> **WHAT NEEDS TO BE DONE**:
Print each line of the listing once more, precisely as given.
-- begin STORED ROWS --
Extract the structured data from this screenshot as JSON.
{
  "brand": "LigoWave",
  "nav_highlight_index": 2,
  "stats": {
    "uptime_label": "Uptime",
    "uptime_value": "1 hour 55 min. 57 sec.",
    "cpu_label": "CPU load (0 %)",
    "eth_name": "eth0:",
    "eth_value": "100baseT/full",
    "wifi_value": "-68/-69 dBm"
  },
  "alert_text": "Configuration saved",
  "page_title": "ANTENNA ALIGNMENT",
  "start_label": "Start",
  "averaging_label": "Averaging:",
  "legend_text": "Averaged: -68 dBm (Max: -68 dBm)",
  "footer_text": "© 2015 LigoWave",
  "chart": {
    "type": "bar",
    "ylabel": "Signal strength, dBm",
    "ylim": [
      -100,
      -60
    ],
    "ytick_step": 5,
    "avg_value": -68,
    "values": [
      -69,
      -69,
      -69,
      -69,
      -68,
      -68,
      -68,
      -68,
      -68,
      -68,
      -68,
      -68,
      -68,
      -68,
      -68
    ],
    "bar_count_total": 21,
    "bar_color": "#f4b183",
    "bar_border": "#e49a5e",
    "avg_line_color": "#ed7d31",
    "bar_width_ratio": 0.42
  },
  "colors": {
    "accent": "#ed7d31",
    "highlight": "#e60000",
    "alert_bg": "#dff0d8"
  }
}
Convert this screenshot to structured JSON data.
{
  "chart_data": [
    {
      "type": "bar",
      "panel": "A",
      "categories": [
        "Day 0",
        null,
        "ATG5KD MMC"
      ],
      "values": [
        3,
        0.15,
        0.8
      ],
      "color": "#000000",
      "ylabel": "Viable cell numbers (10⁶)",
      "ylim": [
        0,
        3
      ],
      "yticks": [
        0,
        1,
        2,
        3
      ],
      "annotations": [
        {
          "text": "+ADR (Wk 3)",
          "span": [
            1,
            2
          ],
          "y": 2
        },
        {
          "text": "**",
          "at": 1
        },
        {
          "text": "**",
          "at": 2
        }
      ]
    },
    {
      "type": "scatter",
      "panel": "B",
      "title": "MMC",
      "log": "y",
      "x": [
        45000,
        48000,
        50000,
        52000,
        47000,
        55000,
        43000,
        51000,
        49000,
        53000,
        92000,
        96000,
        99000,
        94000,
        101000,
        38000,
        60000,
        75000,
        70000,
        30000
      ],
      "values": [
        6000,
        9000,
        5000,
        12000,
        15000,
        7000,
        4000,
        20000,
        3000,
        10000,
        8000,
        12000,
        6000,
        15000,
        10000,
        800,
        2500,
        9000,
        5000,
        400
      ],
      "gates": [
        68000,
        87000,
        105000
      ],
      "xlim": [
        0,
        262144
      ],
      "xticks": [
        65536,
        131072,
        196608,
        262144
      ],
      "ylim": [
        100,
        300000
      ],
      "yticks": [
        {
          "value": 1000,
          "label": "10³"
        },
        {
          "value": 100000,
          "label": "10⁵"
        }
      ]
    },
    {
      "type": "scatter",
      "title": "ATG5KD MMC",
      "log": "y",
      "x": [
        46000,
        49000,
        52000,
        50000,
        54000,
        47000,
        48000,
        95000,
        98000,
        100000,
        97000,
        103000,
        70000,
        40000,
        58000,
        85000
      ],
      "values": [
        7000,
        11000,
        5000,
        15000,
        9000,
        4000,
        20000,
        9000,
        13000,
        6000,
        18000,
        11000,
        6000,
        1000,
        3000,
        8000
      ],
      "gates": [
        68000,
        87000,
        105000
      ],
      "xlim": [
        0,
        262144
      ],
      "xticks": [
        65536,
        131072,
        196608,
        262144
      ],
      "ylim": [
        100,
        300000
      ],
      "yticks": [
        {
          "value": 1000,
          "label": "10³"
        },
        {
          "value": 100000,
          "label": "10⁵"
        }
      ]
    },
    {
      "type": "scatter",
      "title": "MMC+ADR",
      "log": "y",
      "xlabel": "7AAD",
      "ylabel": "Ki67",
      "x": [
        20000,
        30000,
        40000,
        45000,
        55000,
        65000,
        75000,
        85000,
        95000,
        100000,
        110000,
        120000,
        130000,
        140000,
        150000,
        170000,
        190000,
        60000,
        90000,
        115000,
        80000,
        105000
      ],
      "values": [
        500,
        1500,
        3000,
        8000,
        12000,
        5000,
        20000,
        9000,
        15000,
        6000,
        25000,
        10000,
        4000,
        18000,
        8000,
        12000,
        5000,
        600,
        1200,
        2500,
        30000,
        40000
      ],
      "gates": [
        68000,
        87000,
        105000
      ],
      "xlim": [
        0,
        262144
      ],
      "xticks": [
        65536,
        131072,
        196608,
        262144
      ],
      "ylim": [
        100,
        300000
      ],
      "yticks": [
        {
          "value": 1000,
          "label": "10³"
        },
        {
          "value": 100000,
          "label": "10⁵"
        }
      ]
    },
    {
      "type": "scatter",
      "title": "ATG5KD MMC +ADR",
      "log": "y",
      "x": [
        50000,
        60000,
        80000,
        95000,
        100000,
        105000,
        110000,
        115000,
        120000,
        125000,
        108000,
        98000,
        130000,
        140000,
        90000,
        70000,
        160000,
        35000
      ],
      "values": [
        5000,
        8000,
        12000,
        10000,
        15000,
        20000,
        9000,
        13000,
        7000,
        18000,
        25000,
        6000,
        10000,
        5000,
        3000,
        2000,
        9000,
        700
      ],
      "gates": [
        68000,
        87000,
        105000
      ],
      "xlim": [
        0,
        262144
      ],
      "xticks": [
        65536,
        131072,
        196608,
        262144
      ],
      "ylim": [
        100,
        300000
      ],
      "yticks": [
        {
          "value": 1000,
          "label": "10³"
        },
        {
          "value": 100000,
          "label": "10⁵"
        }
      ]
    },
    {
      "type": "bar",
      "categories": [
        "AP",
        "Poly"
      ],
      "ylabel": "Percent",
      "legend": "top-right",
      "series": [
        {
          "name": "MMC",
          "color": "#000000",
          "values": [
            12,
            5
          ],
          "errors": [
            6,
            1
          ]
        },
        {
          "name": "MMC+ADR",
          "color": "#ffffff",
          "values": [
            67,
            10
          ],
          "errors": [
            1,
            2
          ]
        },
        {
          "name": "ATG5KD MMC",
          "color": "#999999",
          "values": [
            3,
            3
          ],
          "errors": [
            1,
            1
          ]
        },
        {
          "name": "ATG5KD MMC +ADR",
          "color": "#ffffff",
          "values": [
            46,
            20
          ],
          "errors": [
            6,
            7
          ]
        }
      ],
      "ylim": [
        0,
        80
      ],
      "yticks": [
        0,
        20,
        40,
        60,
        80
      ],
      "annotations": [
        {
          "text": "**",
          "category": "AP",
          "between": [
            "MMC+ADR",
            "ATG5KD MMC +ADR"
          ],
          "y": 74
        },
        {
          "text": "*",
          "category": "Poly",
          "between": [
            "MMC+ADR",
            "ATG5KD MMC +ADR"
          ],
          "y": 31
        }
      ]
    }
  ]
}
-- end STORED ROWS --
> **EXERCISE OUTPUT**:
Extract the structured data from this screenshot as JSON.
{
  "brand": "LigoWave",
  "nav_highlight_index": 2,
  "stats": {
    "uptime_label": "Uptime",
    "uptime_value": "1 hour 55 min. 57 sec.",
    "cpu_label": "CPU load (0 %)",
    "eth_name": "eth0:",
    "eth_value": "100baseT/full",
    "wifi_value": "-68/-69 dBm"
  },
  "alert_text": "Configuration saved",
  "page_title": "ANTENNA ALIGNMENT",
  "start_label": "Start",
  "averaging_label": "Averaging:",
  "legend_text": "Averaged: -68 dBm (Max: -68 dBm)",
  "footer_text": "© 2015 LigoWave",
  "chart": {
    "type": "bar",
    "ylabel": "Signal strength, dBm",
    "ylim": [
      -100,
      -60
    ],
    "ytick_step": 5,
    "avg_value": -68,
    "values": [
      -69,
      -69,
      -69,
      -69,
      -68,
      -68,
      -68,
      -68,
      -68,
      -68,
      -68,
      -68,
      -68,
      -68,
      -68
    ],
    "bar_count_total": 21,
    "bar_color": "#f4b183",
    "bar_border": "#e49a5e",
    "avg_line_color": "#ed7d31",
    "bar_width_ratio": 0.42
  },
  "colors": {
    "accent": "#ed7d31",
    "highlight": "#e60000",
    "alert_bg": "#dff0d8"
  }
}
Convert this screenshot to structured JSON data.
{
  "chart_data": [
    {
      "type": "bar",
      "panel": "A",
      "categories": [
        "Day 0",
        null,
        "ATG5KD MMC"
      ],
      "values": [
        3,
        0.15,
        0.8
      ],
      "color": "#000000",
      "ylabel": "Viable cell numbers (10⁶)",
      "ylim": [
        0,
        3
      ],
      "yticks": [
        0,
        1,
        2,
        3
      ],
      "annotations": [
        {
          "text": "+ADR (Wk 3)",
          "span": [
            1,
            2
          ],
          "y": 2
        },
        {
          "text": "**",
          "at": 1
        },
        {
          "text": "**",
          "at": 2
        }
      ]
    },
    {
      "type": "scatter",
      "panel": "B",
      "title": "MMC",
      "log": "y",
      "x": [
        45000,
        48000,
        50000,
        52000,
        47000,
        55000,
        43000,
        51000,
        49000,
        53000,
        92000,
        96000,
        99000,
        94000,
        101000,
        38000,
        60000,
        75000,
        70000,
        30000
      ],
      "values": [
        6000,
        9000,
        5000,
        12000,
        15000,
        7000,
        4000,
        20000,
        3000,
        10000,
        8000,
        12000,
        6000,
        15000,
        10000,
        800,
        2500,
        9000,
        5000,
        400
      ],
      "gates": [
        68000,
        87000,
        105000
      ],
      "xlim": [
        0,
        262144
      ],
      "xticks": [
        65536,
        131072,
        196608,
        262144
      ],
      "ylim": [
        100,
        300000
      ],
      "yticks": [
        {
          "value": 1000,
          "label": "10³"
        },
        {
          "value": 100000,
          "label": "10⁵"
        }
      ]
    },
    {
      "type": "scatter",
      "title": "ATG5KD MMC",
      "log": "y",
      "x": [
        46000,
        49000,
        52000,
        50000,
        54000,
        47000,
        48000,
        95000,
        98000,
        100000,
        97000,
        103000,
        70000,
        40000,
        58000,
        85000
      ],
      "values": [
        7000,
        11000,
        5000,
        15000,
        9000,
        4000,
        20000,
        9000,
        13000,
        6000,
        18000,
        11000,
        6000,
        1000,
        3000,
        8000
      ],
      "gates": [
        68000,
        87000,
        105000
      ],
      "xlim": [
        0,
        262144
      ],
      "xticks": [
        65536,
        131072,
        196608,
        262144
      ],
      "ylim": [
        100,
        300000
      ],
      "yticks": [
        {
          "value": 1000,
          "label": "10³"
        },
        {
          "value": 100000,
          "label": "10⁵"
        }
      ]
    },
    {
      "type": "scatter",
      "title": "MMC+ADR",
      "log": "y",
      "xlabel": "7AAD",
      "ylabel": "Ki67",
      "x": [
        20000,
        30000,
        40000,
        45000,
        55000,
        65000,
        75000,
        85000,
        95000,
        100000,
        110000,
        120000,
        130000,
        140000,
        150000,
        170000,
        190000,
        60000,
        90000,
        115000,
        80000,
        105000
      ],
      "values": [
        500,
        1500,
        3000,
        8000,
        12000,
        5000,
        20000,
        9000,
        15000,
        6000,
        25000,
        10000,
        4000,
        18000,
        8000,
        12000,
        5000,
        600,
        1200,
        2500,
        30000,
        40000
      ],
      "gates": [
        68000,
        87000,
        105000
      ],
      "xlim": [
        0,
        262144
      ],
      "xticks": [
        65536,
        131072,
        196608,
        262144
      ],
      "ylim": [
        100,
        300000
      ],
      "yticks": [
        {
          "value": 1000,
          "label": "10³"
        },
        {
          "value": 100000,
          "label": "10⁵"
        }
      ]
    },
    {
      "type": "scatter",
      "title": "ATG5KD MMC +ADR",
      "log": "y",
      "x": [
        50000,
        60000,
        80000,
        95000,
        100000,
        105000,
        110000,
        115000,
        120000,
        125000,
        108000,
        98000,
        130000,
        140000,
        90000,
        70000,
        160000,
        35000
      ],
      "values": [
        5000,
        8000,
        12000,
        10000,
        15000,
        20000,
        9000,
        13000,
        7000,
        18000,
        25000,
        6000,
        10000,
        5000,
        3000,
        2000,
        9000,
        700
      ],
      "gates": [
        68000,
        87000,
        105000
      ],
      "xlim": [
        0,
        262144
      ],
      "xticks": [
        65536,
        131072,
        196608,
        262144
      ],
      "ylim": [
        100,
        300000
      ],
      "yticks": [
        {
          "value": 1000,
          "label": "10³"
        },
        {
          "value": 100000,
          "label": "10⁵"
        }
      ]
    },
    {
      "type": "bar",
      "categories": [
        "AP",
        "Poly"
      ],
      "ylabel": "Percent",
      "legend": "top-right",
      "series": [
        {
          "name": "MMC",
          "color": "#000000",
          "values": [
            12,
            5
          ],
          "errors": [
            6,
            1
          ]
        },
        {
          "name": "MMC+ADR",
          "color": "#ffffff",
          "values": [
            67,
            10
          ],
          "errors": [
            1,
            2
          ]
        },
        {
          "name": "ATG5KD MMC",
          "color": "#999999",
          "values": [
            3,
            3
          ],
          "errors": [
            1,
            1
          ]
        },
        {
          "name": "ATG5KD MMC +ADR",
          "color": "#ffffff",
          "values": [
            46,
            20
          ],
          "errors": [
            6,
            7
          ]
        }
      ],
      "ylim": [
        0,
        80
      ],
      "yticks": [
        0,
        20,
        40,
        60,
        80
      ],
      "annotations": [
        {
          "text": "**",
          "category": "AP",
          "between": [
            "MMC+ADR",
            "ATG5KD MMC +ADR"
          ],
          "y": 74
        },
        {
          "text": "*",
          "category": "Poly",
          "between": [
            "MMC+ADR",
            "ATG5KD MMC +ADR"
          ],
          "y": 31
        }
      ]
    }
  ]
}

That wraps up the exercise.